--- START Dataset extract ---

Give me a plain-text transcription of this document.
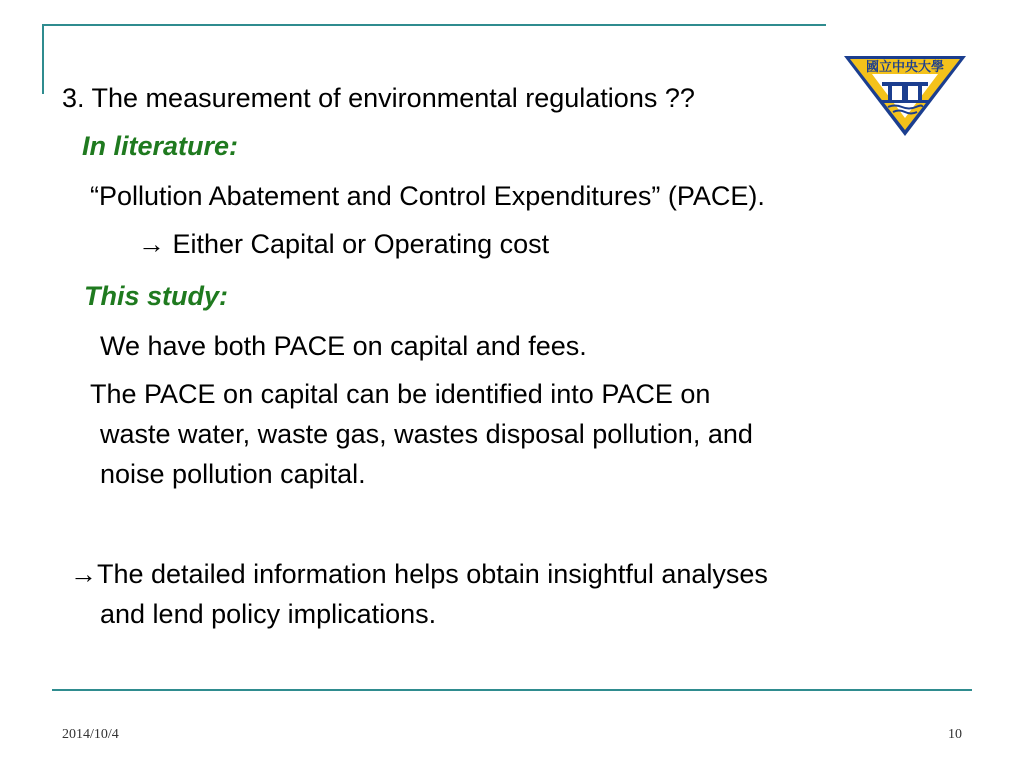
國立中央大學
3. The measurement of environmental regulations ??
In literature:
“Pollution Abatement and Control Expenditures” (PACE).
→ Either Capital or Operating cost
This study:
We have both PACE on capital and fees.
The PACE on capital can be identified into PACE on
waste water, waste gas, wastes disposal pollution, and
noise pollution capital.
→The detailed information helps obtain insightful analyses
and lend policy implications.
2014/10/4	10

--- END Dataset extract ---

> **Prompt**
Write out every line above exactly as it is, leaving out the pictures.

> **Answer**
Give me a plain-text transcription of this document.
國立中央大學
3. The measurement of environmental regulations ??
In literature:
“Pollution Abatement and Control Expenditures” (PACE).
→ Either Capital or Operating cost
This study:
We have both PACE on capital and fees.
The PACE on capital can be identified into PACE on
waste water, waste gas, wastes disposal pollution, and
noise pollution capital.
→The detailed information helps obtain insightful analyses
and lend policy implications.
2014/10/4	10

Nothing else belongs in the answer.